Given problem: Look through the lines and report how many include the word "icon", giving nothing but the number.

◆ ◆ ◆ ◆ ◆

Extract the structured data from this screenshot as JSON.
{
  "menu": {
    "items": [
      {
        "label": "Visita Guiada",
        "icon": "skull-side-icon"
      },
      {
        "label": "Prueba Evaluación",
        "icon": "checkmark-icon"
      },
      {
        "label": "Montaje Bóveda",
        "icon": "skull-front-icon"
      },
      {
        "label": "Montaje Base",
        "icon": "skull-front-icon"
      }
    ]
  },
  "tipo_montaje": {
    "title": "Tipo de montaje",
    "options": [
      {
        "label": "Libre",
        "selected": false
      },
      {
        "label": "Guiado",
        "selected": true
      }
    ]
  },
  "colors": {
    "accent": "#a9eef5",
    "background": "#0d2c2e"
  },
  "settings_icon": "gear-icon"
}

◆ ◆ ◆ ◆ ◆

Output of the task: 5